• Exercise task:
Give the data below again exactly as it stands. Omit the pictures.
-- START Records for this task --
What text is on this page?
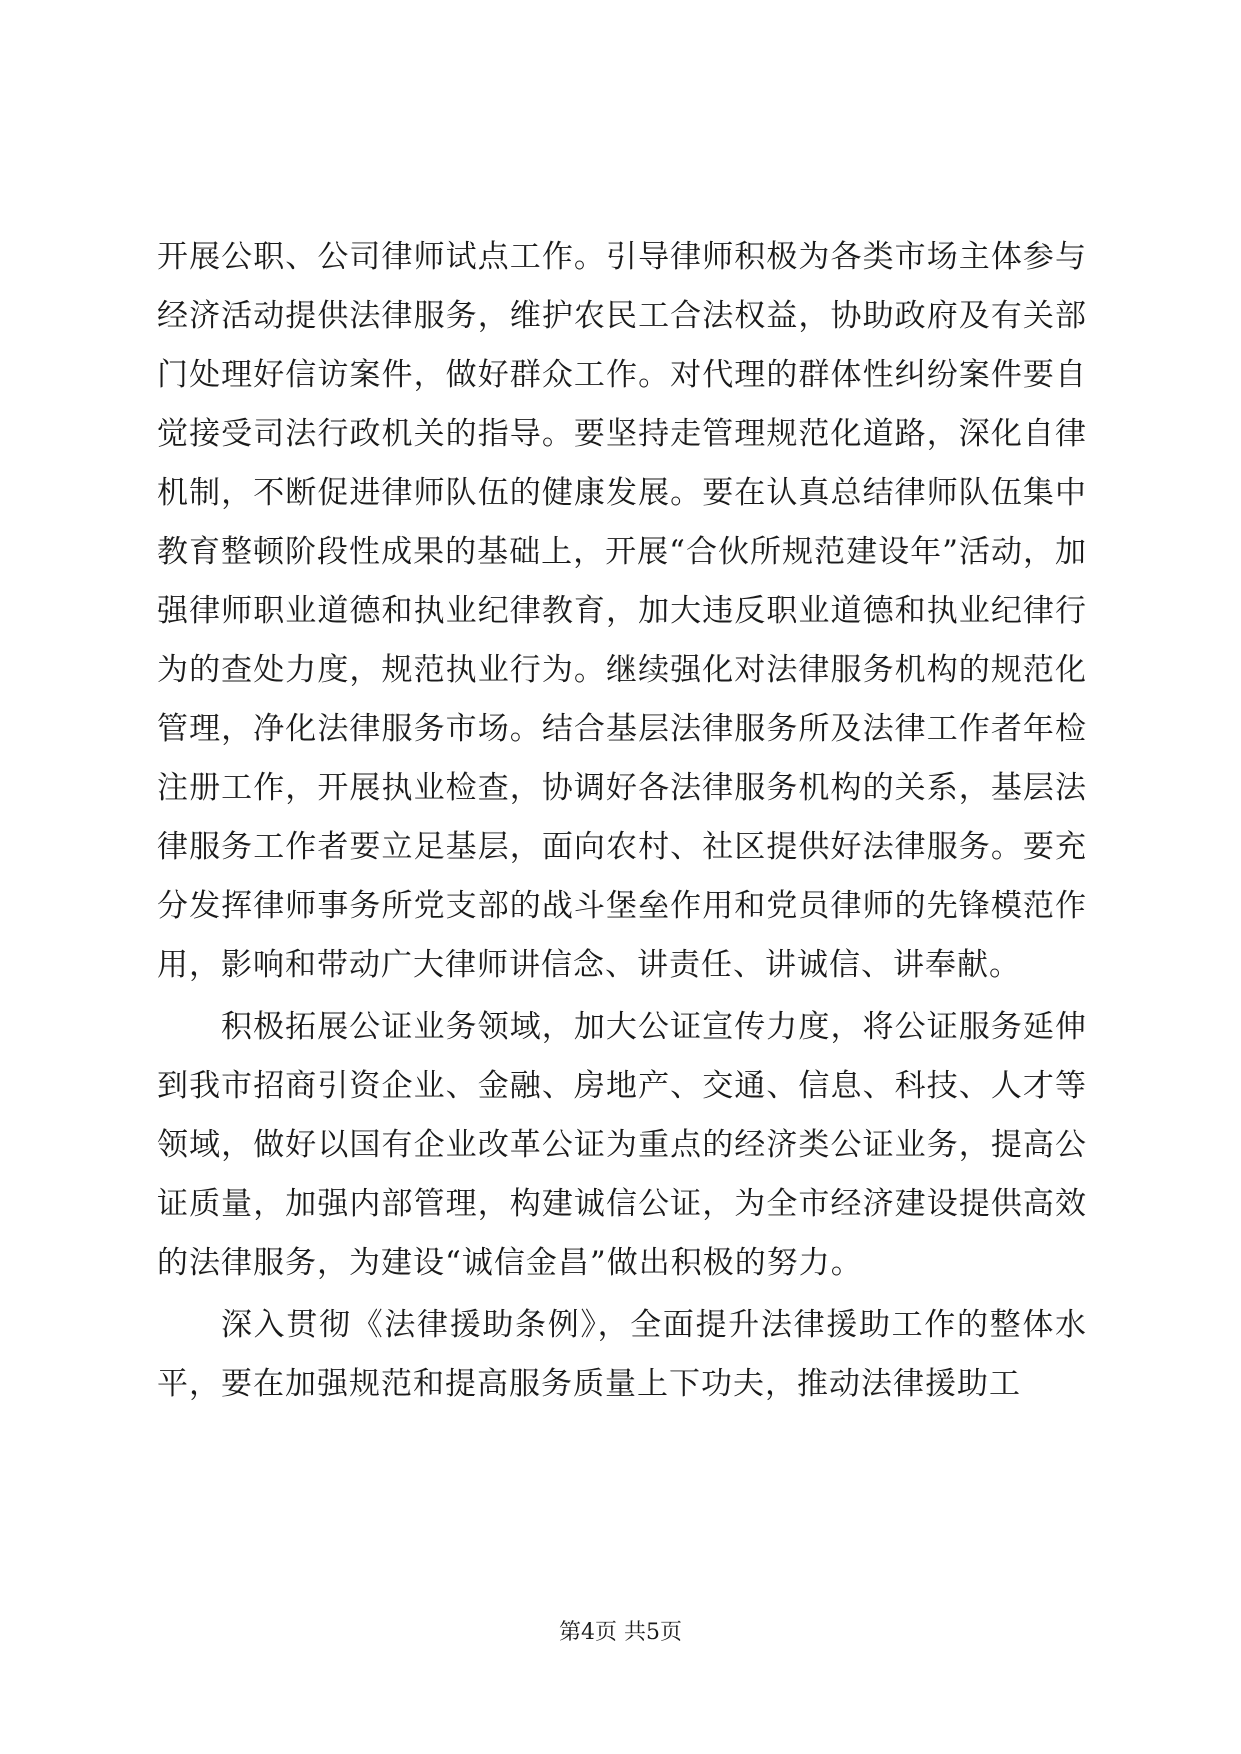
开展公职、公司律师试点工作。引导律师积极为各类市场主体参与经济活动提供法律服务，维护农民工合法权益，协助政府及有关部门处理好信访案件，做好群众工作。对代理的群体性纠纷案件要自觉接受司法行政机关的指导。要坚持走管理规范化道路，深化自律机制，不断促进律师队伍的健康发展。要在认真总结律师队伍集中教育整顿阶段性成果的基础上，开展“合伙所规范建设年”活动，加强律师职业道德和执业纪律教育，加大违反职业道德和执业纪律行为的查处力度，规范执业行为。继续强化对法律服务机构的规范化管理，净化法律服务市场。结合基层法律服务所及法律工作者年检注册工作，开展执业检查，协调好各法律服务机构的关系，基层法律服务工作者要立足基层，面向农村、社区提供好法律服务。要充分发挥律师事务所党支部的战斗堡垒作用和党员律师的先锋模范作用，影响和带动广大律师讲信念、讲责任、讲诚信、讲奉献。

积极拓展公证业务领域，加大公证宣传力度，将公证服务延伸到我市招商引资企业、金融、房地产、交通、信息、科技、人才等领域，做好以国有企业改革公证为重点的经济类公证业务，提高公证质量，加强内部管理，构建诚信公证，为全市经济建设提供高效的法律服务，为建设“诚信金昌”做出积极的努力。

深入贯彻《法律援助条例》，全面提升法律援助工作的整体水平，要在加强规范和提高服务质量上下功夫，推动法律援助工

第4页 共5页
-- END Records for this task --
• Exercise answer:
What text is on this page?
开展公职、公司律师试点工作。引导律师积极为各类市场主体参与经济活动提供法律服务，维护农民工合法权益，协助政府及有关部门处理好信访案件，做好群众工作。对代理的群体性纠纷案件要自觉接受司法行政机关的指导。要坚持走管理规范化道路，深化自律机制，不断促进律师队伍的健康发展。要在认真总结律师队伍集中教育整顿阶段性成果的基础上，开展“合伙所规范建设年”活动，加强律师职业道德和执业纪律教育，加大违反职业道德和执业纪律行为的查处力度，规范执业行为。继续强化对法律服务机构的规范化管理，净化法律服务市场。结合基层法律服务所及法律工作者年检注册工作，开展执业检查，协调好各法律服务机构的关系，基层法律服务工作者要立足基层，面向农村、社区提供好法律服务。要充分发挥律师事务所党支部的战斗堡垒作用和党员律师的先锋模范作用，影响和带动广大律师讲信念、讲责任、讲诚信、讲奉献。

积极拓展公证业务领域，加大公证宣传力度，将公证服务延伸到我市招商引资企业、金融、房地产、交通、信息、科技、人才等领域，做好以国有企业改革公证为重点的经济类公证业务，提高公证质量，加强内部管理，构建诚信公证，为全市经济建设提供高效的法律服务，为建设“诚信金昌”做出积极的努力。

深入贯彻《法律援助条例》，全面提升法律援助工作的整体水平，要在加强规范和提高服务质量上下功夫，推动法律援助工

第4页 共5页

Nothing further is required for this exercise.